Exercise: Copy every record below, exactly as written.

Raw records:
-- start --

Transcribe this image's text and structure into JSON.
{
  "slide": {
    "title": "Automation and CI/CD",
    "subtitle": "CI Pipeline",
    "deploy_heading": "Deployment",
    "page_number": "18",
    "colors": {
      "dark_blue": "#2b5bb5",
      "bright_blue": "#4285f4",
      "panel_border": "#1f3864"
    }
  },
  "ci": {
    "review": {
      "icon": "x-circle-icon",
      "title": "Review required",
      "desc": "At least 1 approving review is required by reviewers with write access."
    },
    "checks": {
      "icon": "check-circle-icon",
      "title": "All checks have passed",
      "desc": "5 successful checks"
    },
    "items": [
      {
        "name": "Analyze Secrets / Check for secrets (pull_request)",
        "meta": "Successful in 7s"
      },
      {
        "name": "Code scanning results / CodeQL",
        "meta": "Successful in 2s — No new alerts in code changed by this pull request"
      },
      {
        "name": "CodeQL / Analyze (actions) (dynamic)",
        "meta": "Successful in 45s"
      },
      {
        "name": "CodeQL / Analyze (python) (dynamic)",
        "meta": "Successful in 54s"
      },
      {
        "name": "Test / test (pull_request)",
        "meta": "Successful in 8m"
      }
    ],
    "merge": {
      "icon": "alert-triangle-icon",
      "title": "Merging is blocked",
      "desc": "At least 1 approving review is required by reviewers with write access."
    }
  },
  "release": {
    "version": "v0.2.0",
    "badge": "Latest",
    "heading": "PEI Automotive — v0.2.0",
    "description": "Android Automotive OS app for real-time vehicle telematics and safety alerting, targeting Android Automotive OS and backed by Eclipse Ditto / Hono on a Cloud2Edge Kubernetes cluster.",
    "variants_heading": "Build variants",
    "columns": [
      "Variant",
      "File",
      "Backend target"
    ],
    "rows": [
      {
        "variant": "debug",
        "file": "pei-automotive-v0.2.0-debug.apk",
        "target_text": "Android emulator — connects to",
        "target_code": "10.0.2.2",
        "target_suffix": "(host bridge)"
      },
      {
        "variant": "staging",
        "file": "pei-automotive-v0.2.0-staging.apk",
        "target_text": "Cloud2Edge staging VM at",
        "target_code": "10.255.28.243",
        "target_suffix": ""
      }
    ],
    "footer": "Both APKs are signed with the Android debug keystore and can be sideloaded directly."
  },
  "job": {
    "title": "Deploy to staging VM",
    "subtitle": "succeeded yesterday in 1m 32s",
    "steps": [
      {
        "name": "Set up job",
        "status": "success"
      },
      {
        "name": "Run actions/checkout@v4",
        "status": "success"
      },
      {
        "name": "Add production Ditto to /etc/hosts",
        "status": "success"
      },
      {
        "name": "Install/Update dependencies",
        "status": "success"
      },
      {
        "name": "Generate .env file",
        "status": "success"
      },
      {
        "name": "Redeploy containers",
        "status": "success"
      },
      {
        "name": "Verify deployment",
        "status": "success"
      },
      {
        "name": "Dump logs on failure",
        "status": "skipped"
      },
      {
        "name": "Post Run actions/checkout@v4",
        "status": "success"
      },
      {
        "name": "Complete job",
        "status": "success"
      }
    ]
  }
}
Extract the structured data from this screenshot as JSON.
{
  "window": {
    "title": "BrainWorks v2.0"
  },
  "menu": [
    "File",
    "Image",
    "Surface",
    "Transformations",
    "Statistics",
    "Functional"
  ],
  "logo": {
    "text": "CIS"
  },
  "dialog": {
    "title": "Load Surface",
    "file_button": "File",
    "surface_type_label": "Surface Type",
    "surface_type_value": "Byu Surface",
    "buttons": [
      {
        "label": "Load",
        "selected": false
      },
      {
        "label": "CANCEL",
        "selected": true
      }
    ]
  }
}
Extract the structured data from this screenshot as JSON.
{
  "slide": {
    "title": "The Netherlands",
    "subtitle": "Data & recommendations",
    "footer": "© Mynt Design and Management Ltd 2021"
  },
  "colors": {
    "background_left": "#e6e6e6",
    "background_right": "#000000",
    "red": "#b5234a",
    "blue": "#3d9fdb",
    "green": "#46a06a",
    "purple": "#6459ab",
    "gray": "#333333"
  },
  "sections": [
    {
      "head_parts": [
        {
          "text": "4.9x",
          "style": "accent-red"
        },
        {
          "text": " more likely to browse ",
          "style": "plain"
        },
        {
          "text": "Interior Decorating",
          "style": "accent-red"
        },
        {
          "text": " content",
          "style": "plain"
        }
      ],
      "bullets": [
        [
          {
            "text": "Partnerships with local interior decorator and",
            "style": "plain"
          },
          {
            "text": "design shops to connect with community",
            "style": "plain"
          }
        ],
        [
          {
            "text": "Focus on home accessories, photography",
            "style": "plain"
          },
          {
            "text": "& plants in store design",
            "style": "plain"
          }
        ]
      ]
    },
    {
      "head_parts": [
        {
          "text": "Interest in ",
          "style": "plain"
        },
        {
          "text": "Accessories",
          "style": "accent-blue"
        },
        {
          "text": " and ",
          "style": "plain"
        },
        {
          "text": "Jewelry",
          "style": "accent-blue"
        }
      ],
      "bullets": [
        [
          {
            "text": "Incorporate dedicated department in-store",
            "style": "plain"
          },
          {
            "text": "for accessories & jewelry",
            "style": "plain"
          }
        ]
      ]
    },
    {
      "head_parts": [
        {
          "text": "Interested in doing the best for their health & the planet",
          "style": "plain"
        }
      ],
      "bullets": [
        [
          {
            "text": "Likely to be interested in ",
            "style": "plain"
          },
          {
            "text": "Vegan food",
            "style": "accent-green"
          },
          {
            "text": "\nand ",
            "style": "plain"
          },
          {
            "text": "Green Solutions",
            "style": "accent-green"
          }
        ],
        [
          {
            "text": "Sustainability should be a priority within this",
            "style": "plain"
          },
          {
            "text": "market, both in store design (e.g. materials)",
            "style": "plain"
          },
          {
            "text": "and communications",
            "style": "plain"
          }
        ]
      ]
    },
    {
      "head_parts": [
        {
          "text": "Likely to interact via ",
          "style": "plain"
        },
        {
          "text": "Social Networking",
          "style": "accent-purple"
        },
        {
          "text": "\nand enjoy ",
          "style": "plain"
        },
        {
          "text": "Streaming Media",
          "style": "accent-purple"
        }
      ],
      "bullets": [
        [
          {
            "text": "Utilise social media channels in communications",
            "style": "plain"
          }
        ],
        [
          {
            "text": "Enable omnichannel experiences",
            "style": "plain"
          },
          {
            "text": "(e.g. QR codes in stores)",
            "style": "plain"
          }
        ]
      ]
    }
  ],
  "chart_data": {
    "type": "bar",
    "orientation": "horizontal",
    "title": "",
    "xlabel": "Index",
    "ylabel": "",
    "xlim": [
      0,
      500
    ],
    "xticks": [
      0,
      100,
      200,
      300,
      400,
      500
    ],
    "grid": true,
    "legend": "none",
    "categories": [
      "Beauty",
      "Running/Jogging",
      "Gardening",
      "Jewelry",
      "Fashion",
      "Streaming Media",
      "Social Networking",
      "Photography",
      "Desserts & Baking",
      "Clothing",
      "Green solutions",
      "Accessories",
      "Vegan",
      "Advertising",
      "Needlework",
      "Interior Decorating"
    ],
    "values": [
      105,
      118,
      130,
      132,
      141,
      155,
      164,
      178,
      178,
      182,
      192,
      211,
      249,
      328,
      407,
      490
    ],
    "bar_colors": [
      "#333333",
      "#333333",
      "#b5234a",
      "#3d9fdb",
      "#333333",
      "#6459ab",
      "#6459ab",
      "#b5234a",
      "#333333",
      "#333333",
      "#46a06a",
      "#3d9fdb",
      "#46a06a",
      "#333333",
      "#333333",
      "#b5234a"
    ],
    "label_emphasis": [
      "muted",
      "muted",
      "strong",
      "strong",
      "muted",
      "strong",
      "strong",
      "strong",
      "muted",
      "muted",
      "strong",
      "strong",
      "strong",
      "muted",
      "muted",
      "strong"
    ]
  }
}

-- end --

Solution:
Transcribe this image's text and structure into JSON.
{
  "slide": {
    "title": "Automation and CI/CD",
    "subtitle": "CI Pipeline",
    "deploy_heading": "Deployment",
    "page_number": "18",
    "colors": {
      "dark_blue": "#2b5bb5",
      "bright_blue": "#4285f4",
      "panel_border": "#1f3864"
    }
  },
  "ci": {
    "review": {
      "icon": "x-circle-icon",
      "title": "Review required",
      "desc": "At least 1 approving review is required by reviewers with write access."
    },
    "checks": {
      "icon": "check-circle-icon",
      "title": "All checks have passed",
      "desc": "5 successful checks"
    },
    "items": [
      {
        "name": "Analyze Secrets / Check for secrets (pull_request)",
        "meta": "Successful in 7s"
      },
      {
        "name": "Code scanning results / CodeQL",
        "meta": "Successful in 2s — No new alerts in code changed by this pull request"
      },
      {
        "name": "CodeQL / Analyze (actions) (dynamic)",
        "meta": "Successful in 45s"
      },
      {
        "name": "CodeQL / Analyze (python) (dynamic)",
        "meta": "Successful in 54s"
      },
      {
        "name": "Test / test (pull_request)",
        "meta": "Successful in 8m"
      }
    ],
    "merge": {
      "icon": "alert-triangle-icon",
      "title": "Merging is blocked",
      "desc": "At least 1 approving review is required by reviewers with write access."
    }
  },
  "release": {
    "version": "v0.2.0",
    "badge": "Latest",
    "heading": "PEI Automotive — v0.2.0",
    "description": "Android Automotive OS app for real-time vehicle telematics and safety alerting, targeting Android Automotive OS and backed by Eclipse Ditto / Hono on a Cloud2Edge Kubernetes cluster.",
    "variants_heading": "Build variants",
    "columns": [
      "Variant",
      "File",
      "Backend target"
    ],
    "rows": [
      {
        "variant": "debug",
        "file": "pei-automotive-v0.2.0-debug.apk",
        "target_text": "Android emulator — connects to",
        "target_code": "10.0.2.2",
        "target_suffix": "(host bridge)"
      },
      {
        "variant": "staging",
        "file": "pei-automotive-v0.2.0-staging.apk",
        "target_text": "Cloud2Edge staging VM at",
        "target_code": "10.255.28.243",
        "target_suffix": ""
      }
    ],
    "footer": "Both APKs are signed with the Android debug keystore and can be sideloaded directly."
  },
  "job": {
    "title": "Deploy to staging VM",
    "subtitle": "succeeded yesterday in 1m 32s",
    "steps": [
      {
        "name": "Set up job",
        "status": "success"
      },
      {
        "name": "Run actions/checkout@v4",
        "status": "success"
      },
      {
        "name": "Add production Ditto to /etc/hosts",
        "status": "success"
      },
      {
        "name": "Install/Update dependencies",
        "status": "success"
      },
      {
        "name": "Generate .env file",
        "status": "success"
      },
      {
        "name": "Redeploy containers",
        "status": "success"
      },
      {
        "name": "Verify deployment",
        "status": "success"
      },
      {
        "name": "Dump logs on failure",
        "status": "skipped"
      },
      {
        "name": "Post Run actions/checkout@v4",
        "status": "success"
      },
      {
        "name": "Complete job",
        "status": "success"
      }
    ]
  }
}
Extract the structured data from this screenshot as JSON.
{
  "window": {
    "title": "BrainWorks v2.0"
  },
  "menu": [
    "File",
    "Image",
    "Surface",
    "Transformations",
    "Statistics",
    "Functional"
  ],
  "logo": {
    "text": "CIS"
  },
  "dialog": {
    "title": "Load Surface",
    "file_button": "File",
    "surface_type_label": "Surface Type",
    "surface_type_value": "Byu Surface",
    "buttons": [
      {
        "label": "Load",
        "selected": false
      },
      {
        "label": "CANCEL",
        "selected": true
      }
    ]
  }
}
Extract the structured data from this screenshot as JSON.
{
  "slide": {
    "title": "The Netherlands",
    "subtitle": "Data & recommendations",
    "footer": "© Mynt Design and Management Ltd 2021"
  },
  "colors": {
    "background_left": "#e6e6e6",
    "background_right": "#000000",
    "red": "#b5234a",
    "blue": "#3d9fdb",
    "green": "#46a06a",
    "purple": "#6459ab",
    "gray": "#333333"
  },
  "sections": [
    {
      "head_parts": [
        {
          "text": "4.9x",
          "style": "accent-red"
        },
        {
          "text": " more likely to browse ",
          "style": "plain"
        },
        {
          "text": "Interior Decorating",
          "style": "accent-red"
        },
        {
          "text": " content",
          "style": "plain"
        }
      ],
      "bullets": [
        [
          {
            "text": "Partnerships with local interior decorator and",
            "style": "plain"
          },
          {
            "text": "design shops to connect with community",
            "style": "plain"
          }
        ],
        [
          {
            "text": "Focus on home accessories, photography",
            "style": "plain"
          },
          {
            "text": "& plants in store design",
            "style": "plain"
          }
        ]
      ]
    },
    {
      "head_parts": [
        {
          "text": "Interest in ",
          "style": "plain"
        },
        {
          "text": "Accessories",
          "style": "accent-blue"
        },
        {
          "text": " and ",
          "style": "plain"
        },
        {
          "text": "Jewelry",
          "style": "accent-blue"
        }
      ],
      "bullets": [
        [
          {
            "text": "Incorporate dedicated department in-store",
            "style": "plain"
          },
          {
            "text": "for accessories & jewelry",
            "style": "plain"
          }
        ]
      ]
    },
    {
      "head_parts": [
        {
          "text": "Interested in doing the best for their health & the planet",
          "style": "plain"
        }
      ],
      "bullets": [
        [
          {
            "text": "Likely to be interested in ",
            "style": "plain"
          },
          {
            "text": "Vegan food",
            "style": "accent-green"
          },
          {
            "text": "\nand ",
            "style": "plain"
          },
          {
            "text": "Green Solutions",
            "style": "accent-green"
          }
        ],
        [
          {
            "text": "Sustainability should be a priority within this",
            "style": "plain"
          },
          {
            "text": "market, both in store design (e.g. materials)",
            "style": "plain"
          },
          {
            "text": "and communications",
            "style": "plain"
          }
        ]
      ]
    },
    {
      "head_parts": [
        {
          "text": "Likely to interact via ",
          "style": "plain"
        },
        {
          "text": "Social Networking",
          "style": "accent-purple"
        },
        {
          "text": "\nand enjoy ",
          "style": "plain"
        },
        {
          "text": "Streaming Media",
          "style": "accent-purple"
        }
      ],
      "bullets": [
        [
          {
            "text": "Utilise social media channels in communications",
            "style": "plain"
          }
        ],
        [
          {
            "text": "Enable omnichannel experiences",
            "style": "plain"
          },
          {
            "text": "(e.g. QR codes in stores)",
            "style": "plain"
          }
        ]
      ]
    }
  ],
  "chart_data": {
    "type": "bar",
    "orientation": "horizontal",
    "title": "",
    "xlabel": "Index",
    "ylabel": "",
    "xlim": [
      0,
      500
    ],
    "xticks": [
      0,
      100,
      200,
      300,
      400,
      500
    ],
    "grid": true,
    "legend": "none",
    "categories": [
      "Beauty",
      "Running/Jogging",
      "Gardening",
      "Jewelry",
      "Fashion",
      "Streaming Media",
      "Social Networking",
      "Photography",
      "Desserts & Baking",
      "Clothing",
      "Green solutions",
      "Accessories",
      "Vegan",
      "Advertising",
      "Needlework",
      "Interior Decorating"
    ],
    "values": [
      105,
      118,
      130,
      132,
      141,
      155,
      164,
      178,
      178,
      182,
      192,
      211,
      249,
      328,
      407,
      490
    ],
    "bar_colors": [
      "#333333",
      "#333333",
      "#b5234a",
      "#3d9fdb",
      "#333333",
      "#6459ab",
      "#6459ab",
      "#b5234a",
      "#333333",
      "#333333",
      "#46a06a",
      "#3d9fdb",
      "#46a06a",
      "#333333",
      "#333333",
      "#b5234a"
    ],
    "label_emphasis": [
      "muted",
      "muted",
      "strong",
      "strong",
      "muted",
      "strong",
      "strong",
      "strong",
      "muted",
      "muted",
      "strong",
      "strong",
      "strong",
      "muted",
      "muted",
      "strong"
    ]
  }
}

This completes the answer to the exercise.